[GIVEN INSTRUCTION]:
The complete listing should be restated exactly.

Figure contents as structured data:
======
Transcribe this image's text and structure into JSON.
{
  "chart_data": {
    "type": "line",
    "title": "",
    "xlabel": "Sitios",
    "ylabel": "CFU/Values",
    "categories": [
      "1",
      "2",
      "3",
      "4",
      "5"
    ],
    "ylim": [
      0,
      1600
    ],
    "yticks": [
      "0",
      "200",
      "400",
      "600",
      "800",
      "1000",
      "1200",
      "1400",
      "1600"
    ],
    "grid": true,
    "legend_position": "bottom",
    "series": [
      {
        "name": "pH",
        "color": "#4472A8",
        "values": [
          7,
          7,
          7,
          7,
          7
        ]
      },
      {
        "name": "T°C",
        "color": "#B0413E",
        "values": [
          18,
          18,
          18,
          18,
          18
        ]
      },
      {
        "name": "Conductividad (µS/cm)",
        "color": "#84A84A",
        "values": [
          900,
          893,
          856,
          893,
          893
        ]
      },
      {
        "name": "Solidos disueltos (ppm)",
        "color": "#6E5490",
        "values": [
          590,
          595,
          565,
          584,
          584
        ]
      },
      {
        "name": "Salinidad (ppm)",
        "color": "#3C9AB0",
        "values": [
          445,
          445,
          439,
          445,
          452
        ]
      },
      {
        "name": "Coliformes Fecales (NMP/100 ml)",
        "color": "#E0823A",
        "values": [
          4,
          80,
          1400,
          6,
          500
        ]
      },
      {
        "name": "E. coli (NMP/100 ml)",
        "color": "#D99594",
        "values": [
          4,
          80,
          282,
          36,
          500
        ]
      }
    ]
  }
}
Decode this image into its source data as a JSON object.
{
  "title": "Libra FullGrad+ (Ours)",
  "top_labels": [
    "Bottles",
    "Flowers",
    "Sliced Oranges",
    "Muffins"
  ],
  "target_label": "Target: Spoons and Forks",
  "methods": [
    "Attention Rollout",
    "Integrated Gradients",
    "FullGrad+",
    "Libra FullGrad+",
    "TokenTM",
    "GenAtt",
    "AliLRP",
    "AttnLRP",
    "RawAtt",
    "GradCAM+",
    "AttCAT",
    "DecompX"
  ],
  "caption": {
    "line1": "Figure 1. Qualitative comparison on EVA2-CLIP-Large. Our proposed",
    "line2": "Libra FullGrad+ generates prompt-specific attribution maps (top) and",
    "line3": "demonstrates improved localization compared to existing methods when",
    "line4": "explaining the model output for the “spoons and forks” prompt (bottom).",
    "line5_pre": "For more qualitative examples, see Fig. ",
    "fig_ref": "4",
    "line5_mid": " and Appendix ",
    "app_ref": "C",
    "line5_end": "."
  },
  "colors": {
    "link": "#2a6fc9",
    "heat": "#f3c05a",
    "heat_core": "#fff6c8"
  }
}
======
[ANSWER IN FULL]:
Transcribe this image's text and structure into JSON.
{
  "chart_data": {
    "type": "line",
    "title": "",
    "xlabel": "Sitios",
    "ylabel": "CFU/Values",
    "categories": [
      "1",
      "2",
      "3",
      "4",
      "5"
    ],
    "ylim": [
      0,
      1600
    ],
    "yticks": [
      "0",
      "200",
      "400",
      "600",
      "800",
      "1000",
      "1200",
      "1400",
      "1600"
    ],
    "grid": true,
    "legend_position": "bottom",
    "series": [
      {
        "name": "pH",
        "color": "#4472A8",
        "values": [
          7,
          7,
          7,
          7,
          7
        ]
      },
      {
        "name": "T°C",
        "color": "#B0413E",
        "values": [
          18,
          18,
          18,
          18,
          18
        ]
      },
      {
        "name": "Conductividad (µS/cm)",
        "color": "#84A84A",
        "values": [
          900,
          893,
          856,
          893,
          893
        ]
      },
      {
        "name": "Solidos disueltos (ppm)",
        "color": "#6E5490",
        "values": [
          590,
          595,
          565,
          584,
          584
        ]
      },
      {
        "name": "Salinidad (ppm)",
        "color": "#3C9AB0",
        "values": [
          445,
          445,
          439,
          445,
          452
        ]
      },
      {
        "name": "Coliformes Fecales (NMP/100 ml)",
        "color": "#E0823A",
        "values": [
          4,
          80,
          1400,
          6,
          500
        ]
      },
      {
        "name": "E. coli (NMP/100 ml)",
        "color": "#D99594",
        "values": [
          4,
          80,
          282,
          36,
          500
        ]
      }
    ]
  }
}
Decode this image into its source data as a JSON object.
{
  "title": "Libra FullGrad+ (Ours)",
  "top_labels": [
    "Bottles",
    "Flowers",
    "Sliced Oranges",
    "Muffins"
  ],
  "target_label": "Target: Spoons and Forks",
  "methods": [
    "Attention Rollout",
    "Integrated Gradients",
    "FullGrad+",
    "Libra FullGrad+",
    "TokenTM",
    "GenAtt",
    "AliLRP",
    "AttnLRP",
    "RawAtt",
    "GradCAM+",
    "AttCAT",
    "DecompX"
  ],
  "caption": {
    "line1": "Figure 1. Qualitative comparison on EVA2-CLIP-Large. Our proposed",
    "line2": "Libra FullGrad+ generates prompt-specific attribution maps (top) and",
    "line3": "demonstrates improved localization compared to existing methods when",
    "line4": "explaining the model output for the “spoons and forks” prompt (bottom).",
    "line5_pre": "For more qualitative examples, see Fig. ",
    "fig_ref": "4",
    "line5_mid": " and Appendix ",
    "app_ref": "C",
    "line5_end": "."
  },
  "colors": {
    "link": "#2a6fc9",
    "heat": "#f3c05a",
    "heat_core": "#fff6c8"
  }
}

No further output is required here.